- **DATASET EXCERPTS**:
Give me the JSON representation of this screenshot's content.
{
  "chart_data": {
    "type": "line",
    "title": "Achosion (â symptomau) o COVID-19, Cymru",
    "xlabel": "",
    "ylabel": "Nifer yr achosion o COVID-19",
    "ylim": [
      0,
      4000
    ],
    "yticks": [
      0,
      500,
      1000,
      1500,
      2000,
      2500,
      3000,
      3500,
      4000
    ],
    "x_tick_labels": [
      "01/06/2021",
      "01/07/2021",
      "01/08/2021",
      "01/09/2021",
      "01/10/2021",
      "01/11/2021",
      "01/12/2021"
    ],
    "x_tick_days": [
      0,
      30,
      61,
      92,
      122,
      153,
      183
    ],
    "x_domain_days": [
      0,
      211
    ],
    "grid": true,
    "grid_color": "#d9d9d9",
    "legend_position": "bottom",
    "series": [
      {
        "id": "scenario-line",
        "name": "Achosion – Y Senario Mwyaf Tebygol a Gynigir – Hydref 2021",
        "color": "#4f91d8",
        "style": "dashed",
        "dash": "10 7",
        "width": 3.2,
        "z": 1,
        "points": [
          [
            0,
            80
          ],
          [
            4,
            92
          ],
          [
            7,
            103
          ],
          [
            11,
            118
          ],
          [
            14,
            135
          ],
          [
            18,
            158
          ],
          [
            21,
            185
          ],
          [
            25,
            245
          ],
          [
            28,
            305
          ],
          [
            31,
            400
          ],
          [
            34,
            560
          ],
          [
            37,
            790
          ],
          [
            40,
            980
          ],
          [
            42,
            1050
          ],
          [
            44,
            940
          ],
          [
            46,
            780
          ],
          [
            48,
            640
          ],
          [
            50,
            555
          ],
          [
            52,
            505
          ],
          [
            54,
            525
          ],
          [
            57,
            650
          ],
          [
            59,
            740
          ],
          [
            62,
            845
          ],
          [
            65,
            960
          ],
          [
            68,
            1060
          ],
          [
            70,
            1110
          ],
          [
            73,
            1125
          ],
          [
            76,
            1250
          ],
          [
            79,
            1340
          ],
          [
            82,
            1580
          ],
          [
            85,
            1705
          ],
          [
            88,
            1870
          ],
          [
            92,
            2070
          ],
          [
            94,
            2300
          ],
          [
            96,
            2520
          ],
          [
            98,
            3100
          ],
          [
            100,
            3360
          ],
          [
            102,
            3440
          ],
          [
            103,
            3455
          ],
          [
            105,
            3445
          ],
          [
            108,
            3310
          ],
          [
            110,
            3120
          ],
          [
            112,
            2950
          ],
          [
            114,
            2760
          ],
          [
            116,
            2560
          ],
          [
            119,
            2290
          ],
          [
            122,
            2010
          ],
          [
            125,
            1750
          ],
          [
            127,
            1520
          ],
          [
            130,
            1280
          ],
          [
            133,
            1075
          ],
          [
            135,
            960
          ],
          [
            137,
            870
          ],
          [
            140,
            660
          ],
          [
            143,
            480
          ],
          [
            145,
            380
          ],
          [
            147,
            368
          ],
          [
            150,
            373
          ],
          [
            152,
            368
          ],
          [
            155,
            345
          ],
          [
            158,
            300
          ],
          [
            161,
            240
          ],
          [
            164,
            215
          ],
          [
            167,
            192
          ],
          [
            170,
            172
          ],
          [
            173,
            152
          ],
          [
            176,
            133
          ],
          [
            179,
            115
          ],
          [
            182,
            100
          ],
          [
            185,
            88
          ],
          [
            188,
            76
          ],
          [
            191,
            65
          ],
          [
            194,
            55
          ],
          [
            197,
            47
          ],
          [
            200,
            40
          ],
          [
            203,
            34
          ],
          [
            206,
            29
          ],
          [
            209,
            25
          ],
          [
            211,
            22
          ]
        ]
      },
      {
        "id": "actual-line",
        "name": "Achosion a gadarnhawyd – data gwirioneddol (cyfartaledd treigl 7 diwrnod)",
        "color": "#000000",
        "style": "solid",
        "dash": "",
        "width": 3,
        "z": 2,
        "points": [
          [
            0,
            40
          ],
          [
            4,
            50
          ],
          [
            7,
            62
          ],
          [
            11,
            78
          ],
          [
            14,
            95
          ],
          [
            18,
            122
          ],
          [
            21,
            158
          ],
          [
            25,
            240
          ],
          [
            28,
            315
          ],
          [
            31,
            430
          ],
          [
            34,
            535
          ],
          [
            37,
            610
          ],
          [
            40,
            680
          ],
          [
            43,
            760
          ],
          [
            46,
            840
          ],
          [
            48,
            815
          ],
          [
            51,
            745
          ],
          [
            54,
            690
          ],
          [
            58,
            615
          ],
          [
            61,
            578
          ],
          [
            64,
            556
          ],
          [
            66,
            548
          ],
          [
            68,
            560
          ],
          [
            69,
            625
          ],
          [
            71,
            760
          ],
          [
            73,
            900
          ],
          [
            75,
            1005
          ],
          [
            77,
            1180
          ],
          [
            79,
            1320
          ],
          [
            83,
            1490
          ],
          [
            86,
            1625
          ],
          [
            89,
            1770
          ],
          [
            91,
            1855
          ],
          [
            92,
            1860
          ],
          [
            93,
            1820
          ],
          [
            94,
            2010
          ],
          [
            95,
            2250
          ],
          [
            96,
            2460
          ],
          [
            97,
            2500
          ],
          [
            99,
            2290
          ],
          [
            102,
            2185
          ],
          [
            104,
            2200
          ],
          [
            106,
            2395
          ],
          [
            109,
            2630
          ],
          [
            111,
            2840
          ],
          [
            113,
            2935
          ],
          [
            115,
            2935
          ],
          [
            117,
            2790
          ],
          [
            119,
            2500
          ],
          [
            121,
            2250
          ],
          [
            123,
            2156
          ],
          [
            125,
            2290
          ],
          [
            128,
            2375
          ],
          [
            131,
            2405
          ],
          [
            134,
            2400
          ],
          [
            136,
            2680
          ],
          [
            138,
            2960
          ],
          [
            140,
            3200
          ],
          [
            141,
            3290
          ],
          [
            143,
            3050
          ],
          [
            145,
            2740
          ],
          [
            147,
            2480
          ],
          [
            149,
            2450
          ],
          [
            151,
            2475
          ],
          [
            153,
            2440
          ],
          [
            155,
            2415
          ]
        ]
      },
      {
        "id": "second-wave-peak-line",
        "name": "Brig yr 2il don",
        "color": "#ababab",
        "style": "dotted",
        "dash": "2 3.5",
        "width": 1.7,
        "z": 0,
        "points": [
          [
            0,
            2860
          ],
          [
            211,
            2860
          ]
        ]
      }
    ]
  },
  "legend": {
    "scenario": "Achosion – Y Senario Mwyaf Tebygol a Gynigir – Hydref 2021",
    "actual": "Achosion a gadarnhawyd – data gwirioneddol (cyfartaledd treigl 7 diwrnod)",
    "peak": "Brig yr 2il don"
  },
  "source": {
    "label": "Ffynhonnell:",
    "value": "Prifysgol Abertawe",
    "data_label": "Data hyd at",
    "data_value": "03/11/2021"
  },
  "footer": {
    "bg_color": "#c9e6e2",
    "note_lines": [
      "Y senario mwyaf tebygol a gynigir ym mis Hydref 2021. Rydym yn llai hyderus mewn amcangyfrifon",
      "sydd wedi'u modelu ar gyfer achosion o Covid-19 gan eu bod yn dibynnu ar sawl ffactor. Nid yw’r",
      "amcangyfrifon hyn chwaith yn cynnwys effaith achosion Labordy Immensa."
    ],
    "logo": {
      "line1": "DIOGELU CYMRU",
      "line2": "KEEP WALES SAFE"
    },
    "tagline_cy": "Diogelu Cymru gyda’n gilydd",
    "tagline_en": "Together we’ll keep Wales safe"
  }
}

- **DIRECTION**: Write out each line of the data above again, exactly as given.

- **EXERCISE OUTPUT**:
Give me the JSON representation of this screenshot's content.
{
  "chart_data": {
    "type": "line",
    "title": "Achosion (â symptomau) o COVID-19, Cymru",
    "xlabel": "",
    "ylabel": "Nifer yr achosion o COVID-19",
    "ylim": [
      0,
      4000
    ],
    "yticks": [
      0,
      500,
      1000,
      1500,
      2000,
      2500,
      3000,
      3500,
      4000
    ],
    "x_tick_labels": [
      "01/06/2021",
      "01/07/2021",
      "01/08/2021",
      "01/09/2021",
      "01/10/2021",
      "01/11/2021",
      "01/12/2021"
    ],
    "x_tick_days": [
      0,
      30,
      61,
      92,
      122,
      153,
      183
    ],
    "x_domain_days": [
      0,
      211
    ],
    "grid": true,
    "grid_color": "#d9d9d9",
    "legend_position": "bottom",
    "series": [
      {
        "id": "scenario-line",
        "name": "Achosion – Y Senario Mwyaf Tebygol a Gynigir – Hydref 2021",
        "color": "#4f91d8",
        "style": "dashed",
        "dash": "10 7",
        "width": 3.2,
        "z": 1,
        "points": [
          [
            0,
            80
          ],
          [
            4,
            92
          ],
          [
            7,
            103
          ],
          [
            11,
            118
          ],
          [
            14,
            135
          ],
          [
            18,
            158
          ],
          [
            21,
            185
          ],
          [
            25,
            245
          ],
          [
            28,
            305
          ],
          [
            31,
            400
          ],
          [
            34,
            560
          ],
          [
            37,
            790
          ],
          [
            40,
            980
          ],
          [
            42,
            1050
          ],
          [
            44,
            940
          ],
          [
            46,
            780
          ],
          [
            48,
            640
          ],
          [
            50,
            555
          ],
          [
            52,
            505
          ],
          [
            54,
            525
          ],
          [
            57,
            650
          ],
          [
            59,
            740
          ],
          [
            62,
            845
          ],
          [
            65,
            960
          ],
          [
            68,
            1060
          ],
          [
            70,
            1110
          ],
          [
            73,
            1125
          ],
          [
            76,
            1250
          ],
          [
            79,
            1340
          ],
          [
            82,
            1580
          ],
          [
            85,
            1705
          ],
          [
            88,
            1870
          ],
          [
            92,
            2070
          ],
          [
            94,
            2300
          ],
          [
            96,
            2520
          ],
          [
            98,
            3100
          ],
          [
            100,
            3360
          ],
          [
            102,
            3440
          ],
          [
            103,
            3455
          ],
          [
            105,
            3445
          ],
          [
            108,
            3310
          ],
          [
            110,
            3120
          ],
          [
            112,
            2950
          ],
          [
            114,
            2760
          ],
          [
            116,
            2560
          ],
          [
            119,
            2290
          ],
          [
            122,
            2010
          ],
          [
            125,
            1750
          ],
          [
            127,
            1520
          ],
          [
            130,
            1280
          ],
          [
            133,
            1075
          ],
          [
            135,
            960
          ],
          [
            137,
            870
          ],
          [
            140,
            660
          ],
          [
            143,
            480
          ],
          [
            145,
            380
          ],
          [
            147,
            368
          ],
          [
            150,
            373
          ],
          [
            152,
            368
          ],
          [
            155,
            345
          ],
          [
            158,
            300
          ],
          [
            161,
            240
          ],
          [
            164,
            215
          ],
          [
            167,
            192
          ],
          [
            170,
            172
          ],
          [
            173,
            152
          ],
          [
            176,
            133
          ],
          [
            179,
            115
          ],
          [
            182,
            100
          ],
          [
            185,
            88
          ],
          [
            188,
            76
          ],
          [
            191,
            65
          ],
          [
            194,
            55
          ],
          [
            197,
            47
          ],
          [
            200,
            40
          ],
          [
            203,
            34
          ],
          [
            206,
            29
          ],
          [
            209,
            25
          ],
          [
            211,
            22
          ]
        ]
      },
      {
        "id": "actual-line",
        "name": "Achosion a gadarnhawyd – data gwirioneddol (cyfartaledd treigl 7 diwrnod)",
        "color": "#000000",
        "style": "solid",
        "dash": "",
        "width": 3,
        "z": 2,
        "points": [
          [
            0,
            40
          ],
          [
            4,
            50
          ],
          [
            7,
            62
          ],
          [
            11,
            78
          ],
          [
            14,
            95
          ],
          [
            18,
            122
          ],
          [
            21,
            158
          ],
          [
            25,
            240
          ],
          [
            28,
            315
          ],
          [
            31,
            430
          ],
          [
            34,
            535
          ],
          [
            37,
            610
          ],
          [
            40,
            680
          ],
          [
            43,
            760
          ],
          [
            46,
            840
          ],
          [
            48,
            815
          ],
          [
            51,
            745
          ],
          [
            54,
            690
          ],
          [
            58,
            615
          ],
          [
            61,
            578
          ],
          [
            64,
            556
          ],
          [
            66,
            548
          ],
          [
            68,
            560
          ],
          [
            69,
            625
          ],
          [
            71,
            760
          ],
          [
            73,
            900
          ],
          [
            75,
            1005
          ],
          [
            77,
            1180
          ],
          [
            79,
            1320
          ],
          [
            83,
            1490
          ],
          [
            86,
            1625
          ],
          [
            89,
            1770
          ],
          [
            91,
            1855
          ],
          [
            92,
            1860
          ],
          [
            93,
            1820
          ],
          [
            94,
            2010
          ],
          [
            95,
            2250
          ],
          [
            96,
            2460
          ],
          [
            97,
            2500
          ],
          [
            99,
            2290
          ],
          [
            102,
            2185
          ],
          [
            104,
            2200
          ],
          [
            106,
            2395
          ],
          [
            109,
            2630
          ],
          [
            111,
            2840
          ],
          [
            113,
            2935
          ],
          [
            115,
            2935
          ],
          [
            117,
            2790
          ],
          [
            119,
            2500
          ],
          [
            121,
            2250
          ],
          [
            123,
            2156
          ],
          [
            125,
            2290
          ],
          [
            128,
            2375
          ],
          [
            131,
            2405
          ],
          [
            134,
            2400
          ],
          [
            136,
            2680
          ],
          [
            138,
            2960
          ],
          [
            140,
            3200
          ],
          [
            141,
            3290
          ],
          [
            143,
            3050
          ],
          [
            145,
            2740
          ],
          [
            147,
            2480
          ],
          [
            149,
            2450
          ],
          [
            151,
            2475
          ],
          [
            153,
            2440
          ],
          [
            155,
            2415
          ]
        ]
      },
      {
        "id": "second-wave-peak-line",
        "name": "Brig yr 2il don",
        "color": "#ababab",
        "style": "dotted",
        "dash": "2 3.5",
        "width": 1.7,
        "z": 0,
        "points": [
          [
            0,
            2860
          ],
          [
            211,
            2860
          ]
        ]
      }
    ]
  },
  "legend": {
    "scenario": "Achosion – Y Senario Mwyaf Tebygol a Gynigir – Hydref 2021",
    "actual": "Achosion a gadarnhawyd – data gwirioneddol (cyfartaledd treigl 7 diwrnod)",
    "peak": "Brig yr 2il don"
  },
  "source": {
    "label": "Ffynhonnell:",
    "value": "Prifysgol Abertawe",
    "data_label": "Data hyd at",
    "data_value": "03/11/2021"
  },
  "footer": {
    "bg_color": "#c9e6e2",
    "note_lines": [
      "Y senario mwyaf tebygol a gynigir ym mis Hydref 2021. Rydym yn llai hyderus mewn amcangyfrifon",
      "sydd wedi'u modelu ar gyfer achosion o Covid-19 gan eu bod yn dibynnu ar sawl ffactor. Nid yw’r",
      "amcangyfrifon hyn chwaith yn cynnwys effaith achosion Labordy Immensa."
    ],
    "logo": {
      "line1": "DIOGELU CYMRU",
      "line2": "KEEP WALES SAFE"
    },
    "tagline_cy": "Diogelu Cymru gyda’n gilydd",
    "tagline_en": "Together we’ll keep Wales safe"
  }
}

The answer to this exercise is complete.